# Internetspiel



## Guest (17. Mai 2008)

Hi,

ich möchte ein Spiel entwickeln, dass über das Internet gespielt wird.
Das Spiel läuft über ein Serverprogramm (ohne Webiste , nur IP).

Wie lässt sich das am leichtesten realisieren?

Danke.

cu


----------



## L-ectron-X (17. Mai 2008)

Die Frage ist nicht konkret genug. Musst schon etwas mehr verraten.


----------



## Illuminatus0301 (18. Mai 2008)

Ich denke mal, dass du jetzt wissen willst, wie du das Serverprogramm realisierst. Da gibt es zwei Möglichkeiten: 
*1.*: Du machst das über PHP und MySql, das ist nicht ganz so professionell, aber leicht zu verstehen und nacher im Betrieb mit geringen kosten verbunden! Du erstellst einfach eine PHP-Datei, an die die Daten mittels POST (ich denek für GET sind es zu viele) übermittelt werden, die Datei verwertet die dann und speichert in einer MySql Datenbank, was an die anderen User geschickt werden muss. Jetzt muss noch jeder User periodisch die Daten abfragen und dann verarbeiten. Der Nachteil ist, dass das nur bei Brettspielen o.ä. funktioniert, da die Dtane nicht in Echtzeit übertragen werden können. Der Vorteil ist, dass man ziemlich leicht und sogar oft kostenlos Webserver mit PHP und MySql bekommt, die das ganze übernehmen können!
*2.*: Du kannst das ganze auch über ein Servlet realisieren, dass würde dann wesentlich effiezienter und professioneller sein, doch du brauchst dann auf dem Webserver eine einene JRE und die Server werden schon teurer! Ich hab mal gesucht und nur einen kostenlosen gefunden, der hatte aber eine ziemlich veraltete JRE Version installiert (im kostenlosen Bereich), war also nicht zu gebrauchen! Gescheiten Server können schon so 40-50 Euro kosten. Dass heißt du musst auch noch dafür sorgen, dass du irgendwie das Geld wieder rein bekommst (also Werbung, auf die Spieler und Spenden hoffen, etc.), doch dass ist wieder sehr viel mehr Programmierarbeit und es gibt noch das Risiko, dass du das Geld nicht wieder zurück bekommst und selber zahlen musst.


----------

### VORLIEGENDE DATEN
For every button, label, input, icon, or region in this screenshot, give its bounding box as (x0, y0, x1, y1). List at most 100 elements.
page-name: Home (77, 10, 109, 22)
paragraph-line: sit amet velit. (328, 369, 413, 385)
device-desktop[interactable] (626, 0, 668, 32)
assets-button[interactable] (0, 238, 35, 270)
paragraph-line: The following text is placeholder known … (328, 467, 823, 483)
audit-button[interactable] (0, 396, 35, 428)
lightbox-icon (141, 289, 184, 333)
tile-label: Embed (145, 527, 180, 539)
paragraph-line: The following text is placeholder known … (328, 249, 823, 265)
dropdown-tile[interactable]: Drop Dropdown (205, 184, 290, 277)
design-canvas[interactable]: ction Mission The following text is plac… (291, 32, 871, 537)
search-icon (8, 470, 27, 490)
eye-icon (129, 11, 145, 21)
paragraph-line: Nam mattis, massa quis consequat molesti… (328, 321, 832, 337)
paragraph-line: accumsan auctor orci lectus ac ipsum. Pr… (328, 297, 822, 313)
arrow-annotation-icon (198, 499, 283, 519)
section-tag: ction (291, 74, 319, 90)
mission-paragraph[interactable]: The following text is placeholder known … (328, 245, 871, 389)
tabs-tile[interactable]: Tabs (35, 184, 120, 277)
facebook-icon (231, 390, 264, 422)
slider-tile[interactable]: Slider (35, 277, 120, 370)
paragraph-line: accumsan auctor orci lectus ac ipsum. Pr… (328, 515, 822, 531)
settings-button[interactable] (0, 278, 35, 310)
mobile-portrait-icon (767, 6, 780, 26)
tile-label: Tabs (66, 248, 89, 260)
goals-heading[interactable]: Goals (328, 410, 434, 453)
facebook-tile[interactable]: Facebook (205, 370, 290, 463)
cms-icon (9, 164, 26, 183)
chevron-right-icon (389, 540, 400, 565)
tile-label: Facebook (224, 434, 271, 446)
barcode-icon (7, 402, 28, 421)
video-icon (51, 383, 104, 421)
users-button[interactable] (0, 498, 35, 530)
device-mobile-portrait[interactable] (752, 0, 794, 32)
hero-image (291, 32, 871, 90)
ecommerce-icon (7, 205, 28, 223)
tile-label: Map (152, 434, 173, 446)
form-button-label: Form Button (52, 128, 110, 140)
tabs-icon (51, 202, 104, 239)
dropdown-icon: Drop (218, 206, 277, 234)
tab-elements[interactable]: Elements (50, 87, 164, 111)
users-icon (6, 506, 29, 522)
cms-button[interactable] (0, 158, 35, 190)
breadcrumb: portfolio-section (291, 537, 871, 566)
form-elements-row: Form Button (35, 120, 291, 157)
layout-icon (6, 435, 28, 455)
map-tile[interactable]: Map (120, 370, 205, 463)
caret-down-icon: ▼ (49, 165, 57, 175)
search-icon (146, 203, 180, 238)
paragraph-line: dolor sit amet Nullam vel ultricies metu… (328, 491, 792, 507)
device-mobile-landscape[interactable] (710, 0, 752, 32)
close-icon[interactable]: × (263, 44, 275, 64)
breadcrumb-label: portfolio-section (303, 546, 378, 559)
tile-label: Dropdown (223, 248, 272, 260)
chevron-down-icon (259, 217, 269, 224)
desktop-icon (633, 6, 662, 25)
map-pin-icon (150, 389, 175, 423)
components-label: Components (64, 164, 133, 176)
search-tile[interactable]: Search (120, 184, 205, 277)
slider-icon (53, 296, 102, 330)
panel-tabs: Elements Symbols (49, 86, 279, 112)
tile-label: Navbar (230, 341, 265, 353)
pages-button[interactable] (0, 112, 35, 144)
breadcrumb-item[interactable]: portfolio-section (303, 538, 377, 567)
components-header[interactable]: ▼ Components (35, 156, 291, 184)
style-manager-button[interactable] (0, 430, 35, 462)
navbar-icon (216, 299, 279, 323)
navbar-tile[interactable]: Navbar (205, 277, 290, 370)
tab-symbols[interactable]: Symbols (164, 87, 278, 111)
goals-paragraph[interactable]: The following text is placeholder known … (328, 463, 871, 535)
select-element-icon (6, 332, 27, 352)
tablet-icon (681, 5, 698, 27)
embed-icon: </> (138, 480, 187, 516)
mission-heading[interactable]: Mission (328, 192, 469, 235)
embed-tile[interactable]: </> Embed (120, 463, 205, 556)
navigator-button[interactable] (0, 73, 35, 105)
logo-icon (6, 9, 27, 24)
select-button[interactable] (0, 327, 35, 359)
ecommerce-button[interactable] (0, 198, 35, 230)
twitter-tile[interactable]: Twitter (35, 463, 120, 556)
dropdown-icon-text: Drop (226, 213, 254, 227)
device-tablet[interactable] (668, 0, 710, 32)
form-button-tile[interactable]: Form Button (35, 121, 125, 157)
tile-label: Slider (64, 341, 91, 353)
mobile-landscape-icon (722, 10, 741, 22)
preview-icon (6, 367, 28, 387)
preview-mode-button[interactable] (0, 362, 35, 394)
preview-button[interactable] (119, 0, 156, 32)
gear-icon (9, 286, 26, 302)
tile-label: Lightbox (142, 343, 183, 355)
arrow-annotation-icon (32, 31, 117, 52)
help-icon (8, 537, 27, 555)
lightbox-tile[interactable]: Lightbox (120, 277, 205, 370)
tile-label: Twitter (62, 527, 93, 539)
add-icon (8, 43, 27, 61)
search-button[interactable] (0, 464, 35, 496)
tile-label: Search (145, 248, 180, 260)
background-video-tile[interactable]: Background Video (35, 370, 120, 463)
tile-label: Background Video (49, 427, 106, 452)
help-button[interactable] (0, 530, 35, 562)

### AUFGABE
Schreib aus dem Forenthread über das Internetspiel den Abschnitt ab, der bei den Worten „## Illuminatus0301 (18.“ beginnt und nach „ganze übernehmen können!“ endet. Die Einträge haben mit dem Forenthread nichts zu tun.

### LÖSUNG
## Illuminatus0301 (18. Mai 2008)

Ich denke mal, dass du jetzt wissen willst, wie du das Serverprogramm realisierst. Da gibt es zwei Möglichkeiten: 
*1.*: Du machst das über PHP und MySql, das ist nicht ganz so professionell, aber leicht zu verstehen und nacher im Betrieb mit geringen kosten verbunden! Du erstellst einfach eine PHP-Datei, an die die Daten mittels POST (ich denek für GET sind es zu viele) übermittelt werden, die Datei verwertet die dann und speichert in einer MySql Datenbank, was an die anderen User geschickt werden muss. Jetzt muss noch jeder User periodisch die Daten abfragen und dann verarbeiten. Der Nachteil ist, dass das nur bei Brettspielen o.ä. funktioniert, da die Dtane nicht in Echtzeit übertragen werden können. Der Vorteil ist, dass man ziemlich leicht und sogar oft kostenlos Webserver mit PHP und MySql bekommt, die das ganze übernehmen können!